→ DIRECTIONS FOR THIS TASK: In the data that follows, count the lines in which the word "JSON" occurs, and report that figure alone.

→ DATA LISTING:

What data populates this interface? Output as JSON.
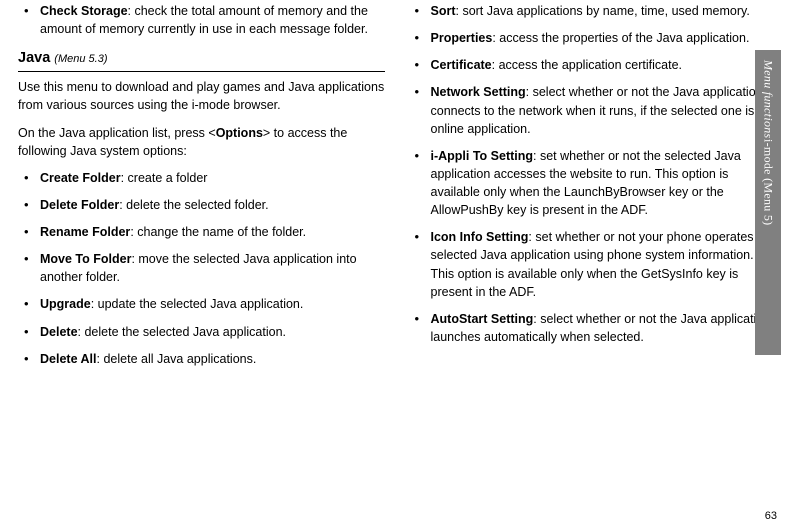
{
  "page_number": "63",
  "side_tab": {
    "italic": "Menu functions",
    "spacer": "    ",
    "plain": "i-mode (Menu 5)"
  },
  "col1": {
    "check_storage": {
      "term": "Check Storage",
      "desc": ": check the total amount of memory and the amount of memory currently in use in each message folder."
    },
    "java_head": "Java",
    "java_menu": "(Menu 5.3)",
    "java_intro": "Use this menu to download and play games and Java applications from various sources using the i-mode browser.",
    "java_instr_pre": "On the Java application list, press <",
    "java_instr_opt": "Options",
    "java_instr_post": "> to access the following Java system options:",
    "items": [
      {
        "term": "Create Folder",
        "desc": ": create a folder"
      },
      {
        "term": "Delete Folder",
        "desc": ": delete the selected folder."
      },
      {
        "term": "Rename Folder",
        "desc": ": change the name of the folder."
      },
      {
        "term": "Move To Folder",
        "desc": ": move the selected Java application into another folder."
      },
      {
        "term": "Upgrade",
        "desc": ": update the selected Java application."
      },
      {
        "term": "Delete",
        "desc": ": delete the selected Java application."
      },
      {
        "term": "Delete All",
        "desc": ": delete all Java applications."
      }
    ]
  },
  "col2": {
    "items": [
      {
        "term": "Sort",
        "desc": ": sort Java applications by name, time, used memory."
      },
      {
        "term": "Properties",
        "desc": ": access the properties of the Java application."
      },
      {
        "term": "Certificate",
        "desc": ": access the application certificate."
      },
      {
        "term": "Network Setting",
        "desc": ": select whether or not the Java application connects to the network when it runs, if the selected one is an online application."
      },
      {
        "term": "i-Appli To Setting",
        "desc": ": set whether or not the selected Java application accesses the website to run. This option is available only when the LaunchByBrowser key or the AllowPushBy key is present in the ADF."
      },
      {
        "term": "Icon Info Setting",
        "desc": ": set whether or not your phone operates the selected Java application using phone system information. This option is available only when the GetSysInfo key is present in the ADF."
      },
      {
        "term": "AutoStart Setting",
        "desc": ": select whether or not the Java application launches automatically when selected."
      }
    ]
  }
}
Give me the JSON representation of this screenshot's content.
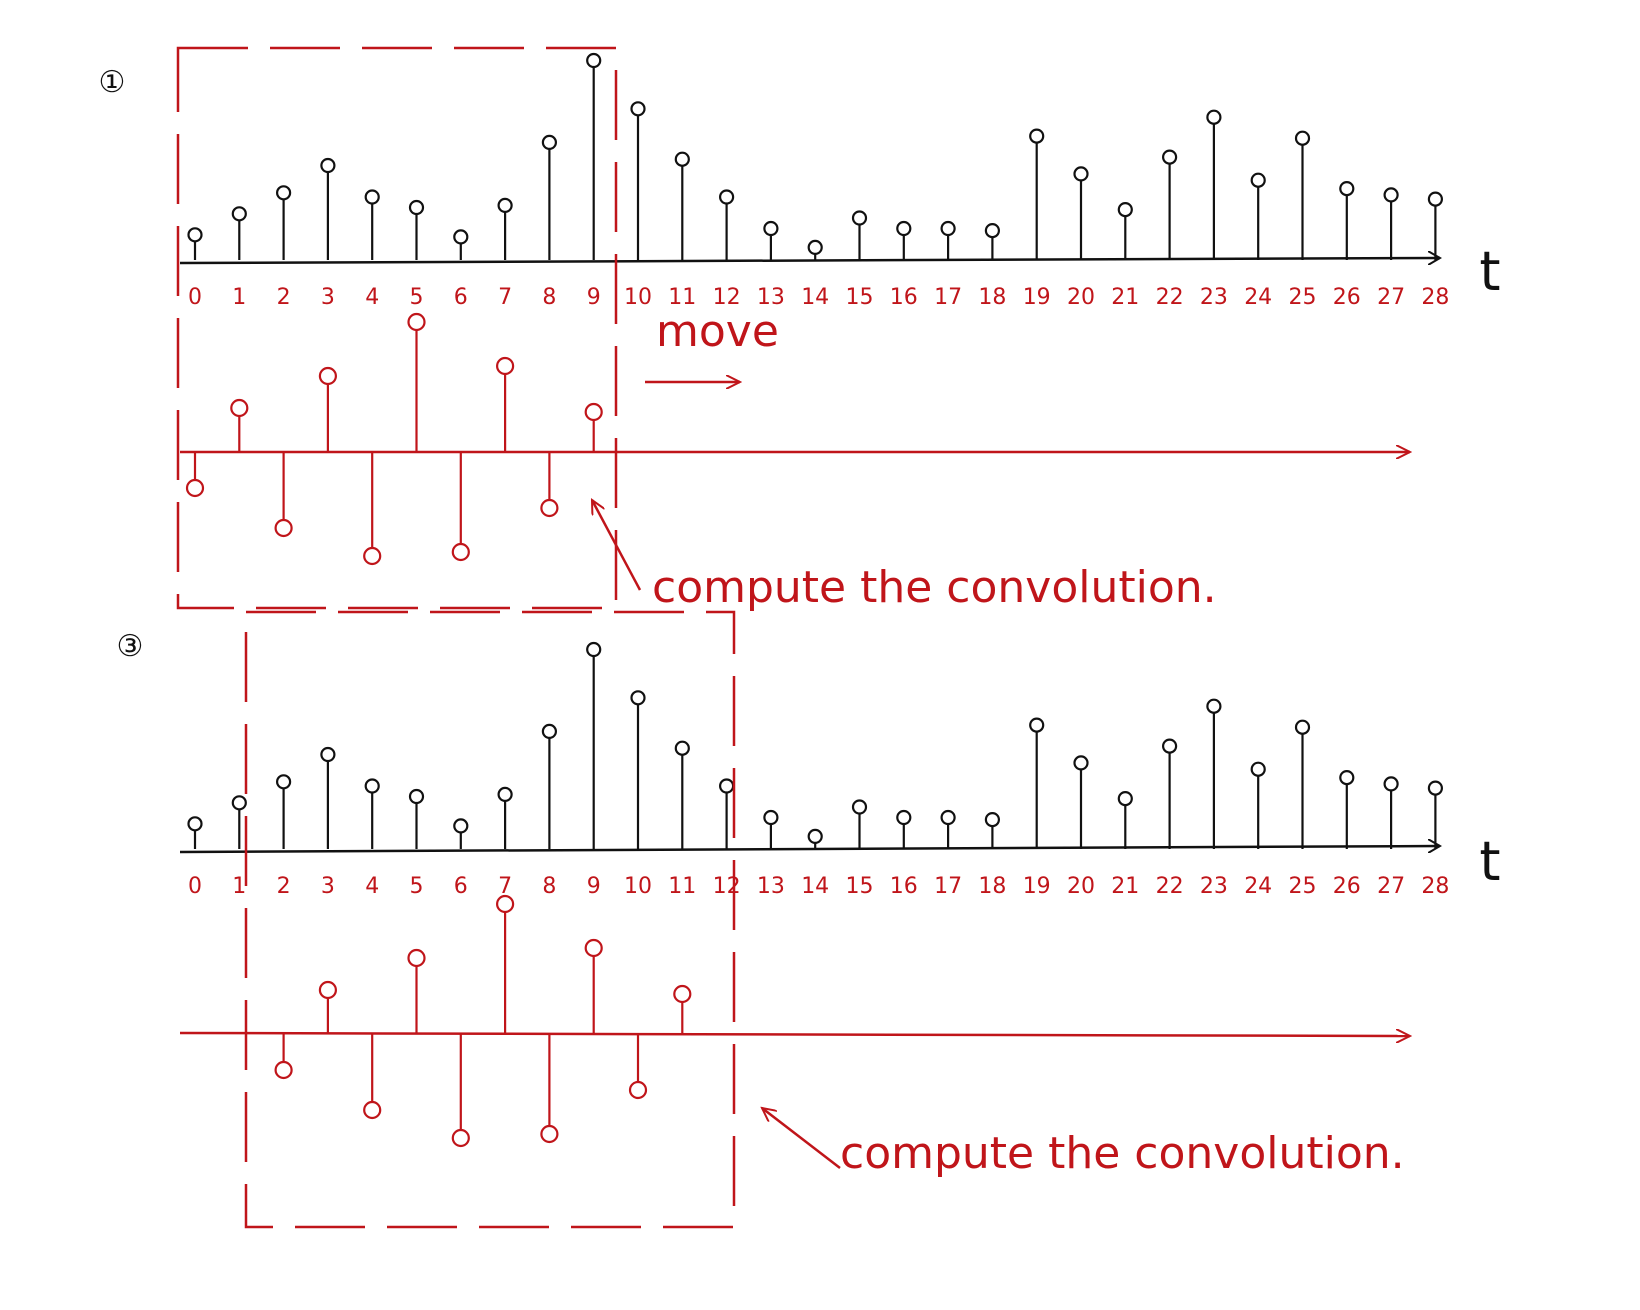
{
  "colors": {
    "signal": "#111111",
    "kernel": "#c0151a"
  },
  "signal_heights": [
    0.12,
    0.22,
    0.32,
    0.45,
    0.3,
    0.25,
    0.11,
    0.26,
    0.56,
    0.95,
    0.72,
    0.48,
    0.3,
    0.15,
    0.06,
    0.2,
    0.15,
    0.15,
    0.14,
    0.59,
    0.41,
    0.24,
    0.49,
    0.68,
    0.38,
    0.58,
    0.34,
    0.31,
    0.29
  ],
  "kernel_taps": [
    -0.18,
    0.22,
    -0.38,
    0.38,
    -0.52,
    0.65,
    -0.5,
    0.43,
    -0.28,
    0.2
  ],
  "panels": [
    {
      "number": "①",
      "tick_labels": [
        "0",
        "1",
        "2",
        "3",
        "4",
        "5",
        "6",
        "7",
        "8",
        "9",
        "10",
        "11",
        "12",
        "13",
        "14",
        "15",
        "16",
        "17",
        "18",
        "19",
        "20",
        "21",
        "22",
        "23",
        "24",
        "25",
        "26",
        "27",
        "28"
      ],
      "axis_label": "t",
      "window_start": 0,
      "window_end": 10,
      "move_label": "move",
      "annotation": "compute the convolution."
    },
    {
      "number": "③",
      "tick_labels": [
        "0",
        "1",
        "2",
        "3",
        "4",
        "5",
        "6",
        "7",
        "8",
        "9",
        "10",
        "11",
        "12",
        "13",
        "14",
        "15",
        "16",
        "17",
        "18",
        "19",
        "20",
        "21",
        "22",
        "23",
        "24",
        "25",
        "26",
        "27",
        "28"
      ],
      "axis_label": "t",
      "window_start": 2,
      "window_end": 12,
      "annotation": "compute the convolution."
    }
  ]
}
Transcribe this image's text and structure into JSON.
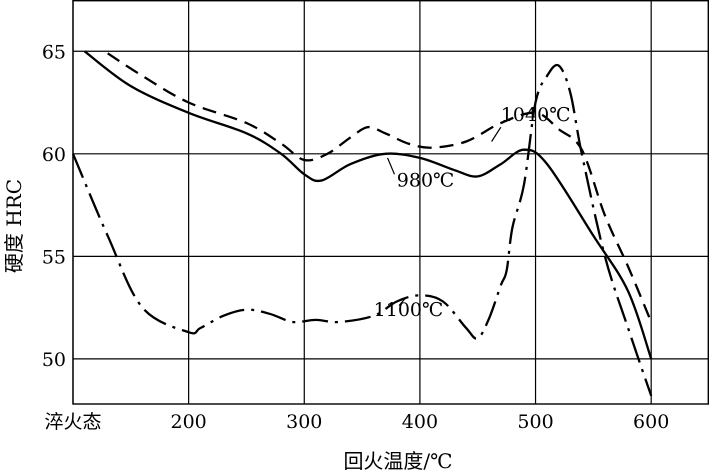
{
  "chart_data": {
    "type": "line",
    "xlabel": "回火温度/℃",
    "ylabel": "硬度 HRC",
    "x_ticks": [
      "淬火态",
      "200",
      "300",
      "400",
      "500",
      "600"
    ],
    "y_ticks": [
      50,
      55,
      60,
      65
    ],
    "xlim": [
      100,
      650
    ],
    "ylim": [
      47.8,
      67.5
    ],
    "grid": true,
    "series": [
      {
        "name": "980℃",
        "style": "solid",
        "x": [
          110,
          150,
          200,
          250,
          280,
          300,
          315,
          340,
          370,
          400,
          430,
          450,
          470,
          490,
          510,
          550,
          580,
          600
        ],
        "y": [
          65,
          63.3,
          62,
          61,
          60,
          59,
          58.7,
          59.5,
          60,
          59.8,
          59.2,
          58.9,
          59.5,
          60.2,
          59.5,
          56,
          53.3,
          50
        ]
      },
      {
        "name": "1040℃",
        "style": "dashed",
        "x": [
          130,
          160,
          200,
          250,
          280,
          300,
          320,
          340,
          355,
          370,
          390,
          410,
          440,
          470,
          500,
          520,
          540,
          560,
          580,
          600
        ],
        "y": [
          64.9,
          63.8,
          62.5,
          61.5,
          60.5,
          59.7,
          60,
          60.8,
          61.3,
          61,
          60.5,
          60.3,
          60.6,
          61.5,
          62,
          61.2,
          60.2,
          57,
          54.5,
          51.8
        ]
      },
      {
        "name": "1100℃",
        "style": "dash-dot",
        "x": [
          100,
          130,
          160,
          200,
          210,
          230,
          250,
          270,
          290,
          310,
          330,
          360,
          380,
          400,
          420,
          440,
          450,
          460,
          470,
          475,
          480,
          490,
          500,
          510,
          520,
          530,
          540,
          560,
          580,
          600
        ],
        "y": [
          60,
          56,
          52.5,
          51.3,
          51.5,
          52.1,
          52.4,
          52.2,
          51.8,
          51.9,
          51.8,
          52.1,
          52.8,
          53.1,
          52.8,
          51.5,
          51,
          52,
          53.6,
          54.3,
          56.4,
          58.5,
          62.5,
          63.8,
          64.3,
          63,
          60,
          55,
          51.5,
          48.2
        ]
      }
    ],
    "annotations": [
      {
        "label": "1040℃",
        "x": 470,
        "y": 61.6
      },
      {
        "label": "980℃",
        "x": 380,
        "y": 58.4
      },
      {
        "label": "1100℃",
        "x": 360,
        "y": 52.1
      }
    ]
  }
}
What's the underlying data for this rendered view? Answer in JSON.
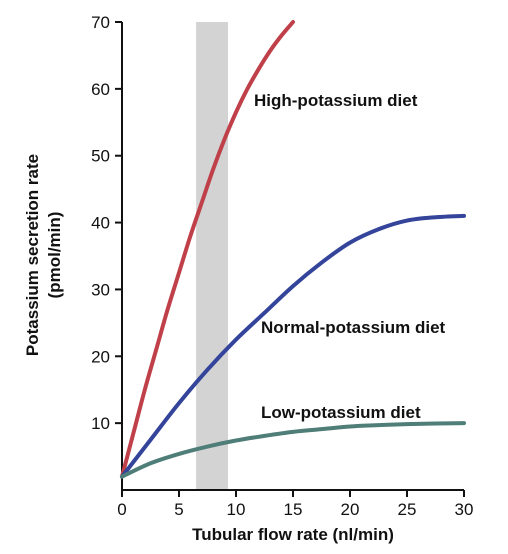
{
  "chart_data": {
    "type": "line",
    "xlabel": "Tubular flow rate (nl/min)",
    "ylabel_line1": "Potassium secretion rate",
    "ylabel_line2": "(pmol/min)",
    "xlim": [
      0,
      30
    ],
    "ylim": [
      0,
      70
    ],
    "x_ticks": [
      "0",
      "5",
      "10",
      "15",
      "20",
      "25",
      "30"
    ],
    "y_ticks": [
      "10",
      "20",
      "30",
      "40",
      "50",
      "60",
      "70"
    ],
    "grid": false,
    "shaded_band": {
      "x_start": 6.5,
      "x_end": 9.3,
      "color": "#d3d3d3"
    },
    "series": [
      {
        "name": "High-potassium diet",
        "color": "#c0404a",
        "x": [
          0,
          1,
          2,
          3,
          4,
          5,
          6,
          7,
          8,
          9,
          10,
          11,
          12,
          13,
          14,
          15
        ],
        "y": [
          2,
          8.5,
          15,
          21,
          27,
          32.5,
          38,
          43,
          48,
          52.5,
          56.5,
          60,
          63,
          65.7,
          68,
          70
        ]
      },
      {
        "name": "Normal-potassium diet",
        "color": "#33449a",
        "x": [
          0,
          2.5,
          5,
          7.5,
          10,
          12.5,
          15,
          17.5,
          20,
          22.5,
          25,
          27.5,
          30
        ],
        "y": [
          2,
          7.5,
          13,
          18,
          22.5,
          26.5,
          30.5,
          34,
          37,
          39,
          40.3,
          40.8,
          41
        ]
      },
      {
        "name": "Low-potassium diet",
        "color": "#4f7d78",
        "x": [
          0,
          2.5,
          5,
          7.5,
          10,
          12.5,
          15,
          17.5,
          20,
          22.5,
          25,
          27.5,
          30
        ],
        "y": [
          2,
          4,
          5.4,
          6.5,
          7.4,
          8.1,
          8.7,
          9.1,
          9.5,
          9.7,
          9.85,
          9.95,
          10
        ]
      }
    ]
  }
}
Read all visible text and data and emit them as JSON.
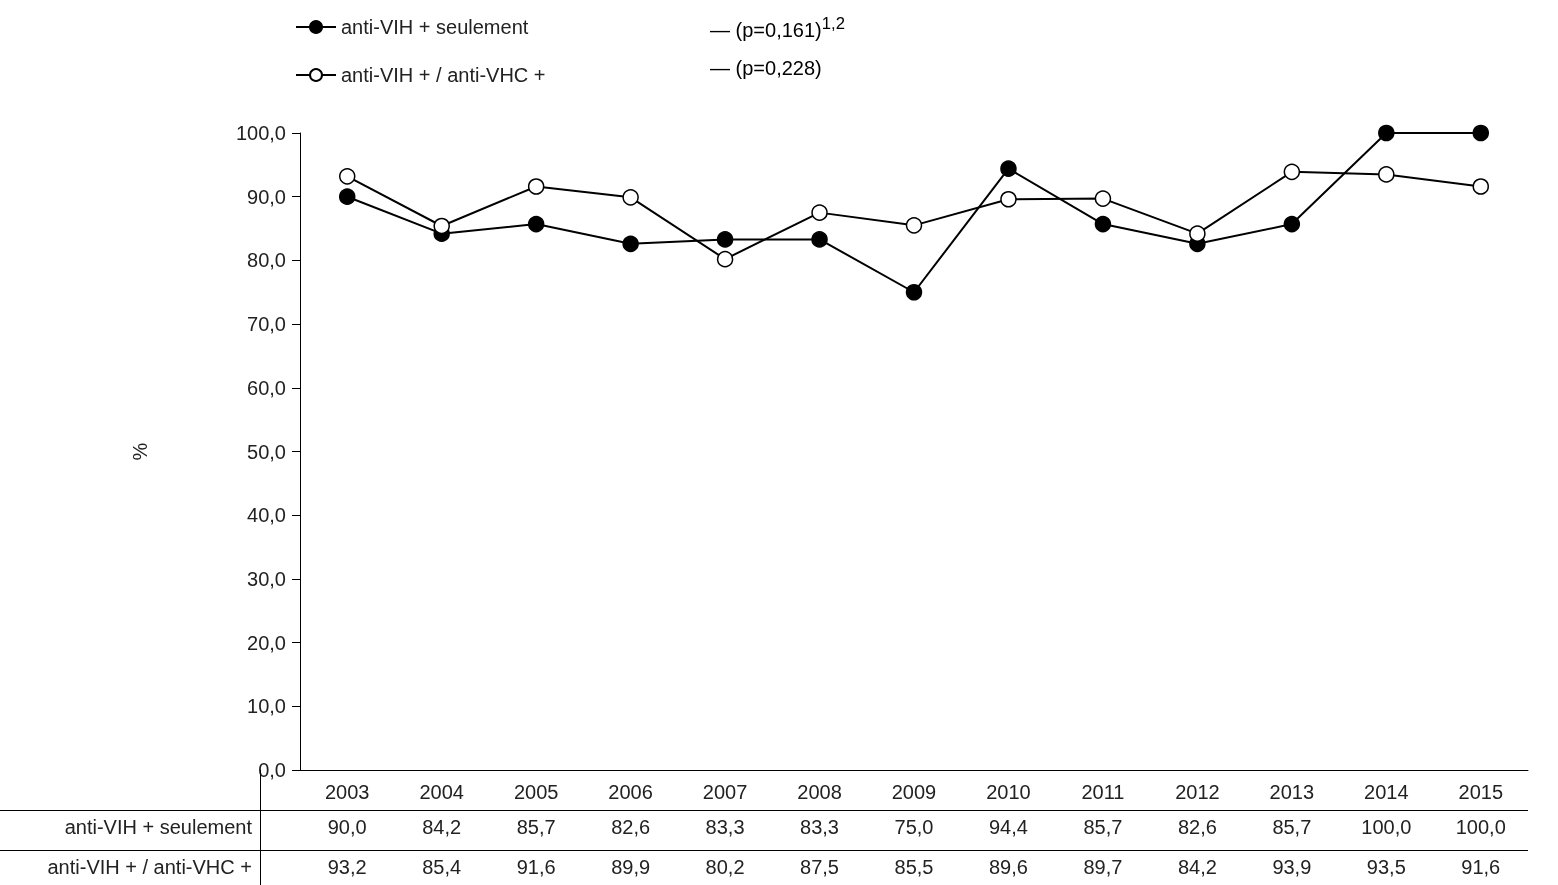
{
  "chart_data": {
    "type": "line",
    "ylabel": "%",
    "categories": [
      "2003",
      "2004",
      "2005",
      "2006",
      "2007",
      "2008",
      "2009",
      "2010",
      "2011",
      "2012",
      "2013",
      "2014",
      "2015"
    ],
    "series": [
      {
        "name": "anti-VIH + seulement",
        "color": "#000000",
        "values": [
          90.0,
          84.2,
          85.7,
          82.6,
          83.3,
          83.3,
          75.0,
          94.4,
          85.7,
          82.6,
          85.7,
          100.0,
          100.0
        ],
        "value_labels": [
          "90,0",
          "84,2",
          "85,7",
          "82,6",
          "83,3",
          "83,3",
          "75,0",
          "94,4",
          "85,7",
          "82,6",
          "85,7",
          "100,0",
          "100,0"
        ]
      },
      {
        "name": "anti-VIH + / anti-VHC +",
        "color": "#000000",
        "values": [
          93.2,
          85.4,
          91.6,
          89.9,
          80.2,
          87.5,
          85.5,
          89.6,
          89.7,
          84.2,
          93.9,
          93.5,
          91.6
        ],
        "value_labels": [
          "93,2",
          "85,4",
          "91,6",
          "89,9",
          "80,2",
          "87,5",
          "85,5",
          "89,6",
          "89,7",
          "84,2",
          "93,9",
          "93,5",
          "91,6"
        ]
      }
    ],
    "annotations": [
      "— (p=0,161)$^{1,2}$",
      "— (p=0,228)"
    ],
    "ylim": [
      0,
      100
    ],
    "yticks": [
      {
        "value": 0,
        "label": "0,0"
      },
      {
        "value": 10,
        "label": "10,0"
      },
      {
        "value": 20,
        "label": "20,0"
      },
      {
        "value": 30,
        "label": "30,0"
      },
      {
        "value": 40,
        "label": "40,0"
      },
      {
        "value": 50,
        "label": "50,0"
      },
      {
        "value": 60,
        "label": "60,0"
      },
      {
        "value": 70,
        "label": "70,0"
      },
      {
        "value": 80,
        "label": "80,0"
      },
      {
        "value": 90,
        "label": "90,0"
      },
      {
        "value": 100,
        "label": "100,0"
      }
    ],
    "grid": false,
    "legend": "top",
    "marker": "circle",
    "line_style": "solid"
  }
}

→ COMPLETE RESPONSE: 5